Stored data
>> Begin

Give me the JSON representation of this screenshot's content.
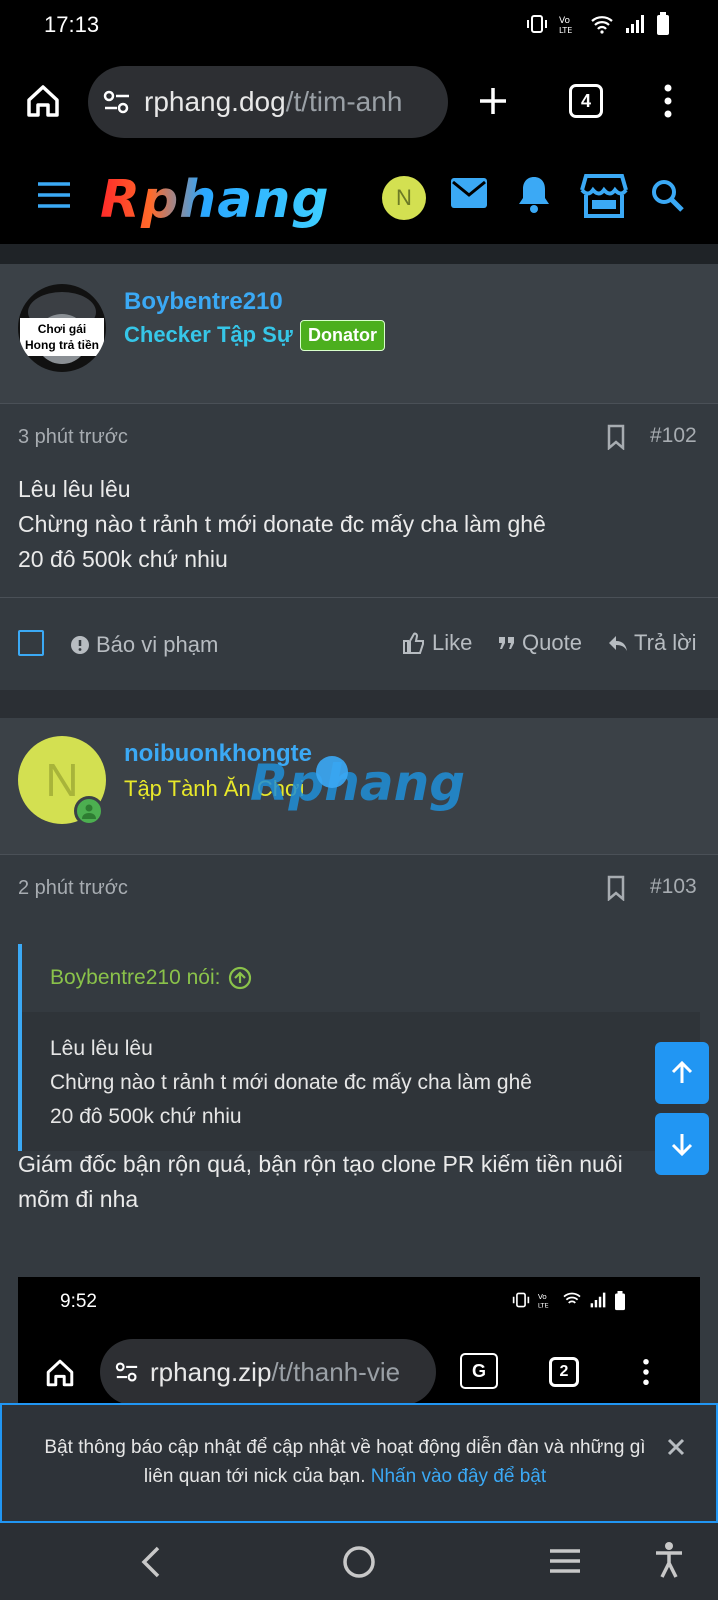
{
  "status_bar": {
    "time": "17:13"
  },
  "browser": {
    "url_host": "rphang.dog",
    "url_path": "/t/tim-anh",
    "tab_count": "4"
  },
  "site_header": {
    "logo_text": "Rphang",
    "user_initial": "N"
  },
  "posts": [
    {
      "username": "Boybentre210",
      "user_title": "Checker Tập Sự",
      "badge": "Donator",
      "avatar_text_line1": "Chơi gái",
      "avatar_text_line2": "Hong trả tiền",
      "time": "3 phút trước",
      "number": "#102",
      "lines": [
        "Lêu lêu lêu",
        "Chừng nào t rảnh t mới donate đc mấy cha làm ghê",
        "20 đô 500k chứ nhiu"
      ],
      "actions": {
        "report": "Báo vi phạm",
        "like": "Like",
        "quote": "Quote",
        "reply": "Trả lời"
      }
    },
    {
      "username": "noibuonkhongte",
      "user_title": "Tập Tành Ăn Chơi",
      "avatar_initial": "N",
      "watermark": "Rphang",
      "time": "2 phút trước",
      "number": "#103",
      "quote_author": "Boybentre210 nói:",
      "quote_lines": [
        "Lêu lêu lêu",
        "Chừng nào t rảnh t mới donate đc mấy cha làm ghê",
        "20 đô 500k chứ nhiu"
      ],
      "lines": [
        "Giám đốc bận rộn quá, bận rộn tạo clone PR kiếm tiền nuôi",
        "mõm đi nha"
      ],
      "embedded_screenshot": {
        "time": "9:52",
        "url_host": "rphang.zip",
        "url_path": "/t/thanh-vie",
        "tab_count": "2"
      }
    }
  ],
  "notice": {
    "text": "Bật thông báo cập nhật để cập nhật về hoạt động diễn đàn và những gì liên quan tới nick của bạn.",
    "link": "Nhấn vào đây để bật"
  },
  "colors": {
    "accent": "#3ba9f5",
    "donator_badge": "#4caf1e",
    "checker_title": "#36c6e8",
    "member_title": "#e8e82a",
    "quote_author": "#8ac24a"
  }
}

>> End

◆ Work to complete ◆
Without the pictures, print the whole listing exactly as given.

◆ The response ◆
Give me the JSON representation of this screenshot's content.
{
  "status_bar": {
    "time": "17:13"
  },
  "browser": {
    "url_host": "rphang.dog",
    "url_path": "/t/tim-anh",
    "tab_count": "4"
  },
  "site_header": {
    "logo_text": "Rphang",
    "user_initial": "N"
  },
  "posts": [
    {
      "username": "Boybentre210",
      "user_title": "Checker Tập Sự",
      "badge": "Donator",
      "avatar_text_line1": "Chơi gái",
      "avatar_text_line2": "Hong trả tiền",
      "time": "3 phút trước",
      "number": "#102",
      "lines": [
        "Lêu lêu lêu",
        "Chừng nào t rảnh t mới donate đc mấy cha làm ghê",
        "20 đô 500k chứ nhiu"
      ],
      "actions": {
        "report": "Báo vi phạm",
        "like": "Like",
        "quote": "Quote",
        "reply": "Trả lời"
      }
    },
    {
      "username": "noibuonkhongte",
      "user_title": "Tập Tành Ăn Chơi",
      "avatar_initial": "N",
      "watermark": "Rphang",
      "time": "2 phút trước",
      "number": "#103",
      "quote_author": "Boybentre210 nói:",
      "quote_lines": [
        "Lêu lêu lêu",
        "Chừng nào t rảnh t mới donate đc mấy cha làm ghê",
        "20 đô 500k chứ nhiu"
      ],
      "lines": [
        "Giám đốc bận rộn quá, bận rộn tạo clone PR kiếm tiền nuôi",
        "mõm đi nha"
      ],
      "embedded_screenshot": {
        "time": "9:52",
        "url_host": "rphang.zip",
        "url_path": "/t/thanh-vie",
        "tab_count": "2"
      }
    }
  ],
  "notice": {
    "text": "Bật thông báo cập nhật để cập nhật về hoạt động diễn đàn và những gì liên quan tới nick của bạn.",
    "link": "Nhấn vào đây để bật"
  },
  "colors": {
    "accent": "#3ba9f5",
    "donator_badge": "#4caf1e",
    "checker_title": "#36c6e8",
    "member_title": "#e8e82a",
    "quote_author": "#8ac24a"
  }
}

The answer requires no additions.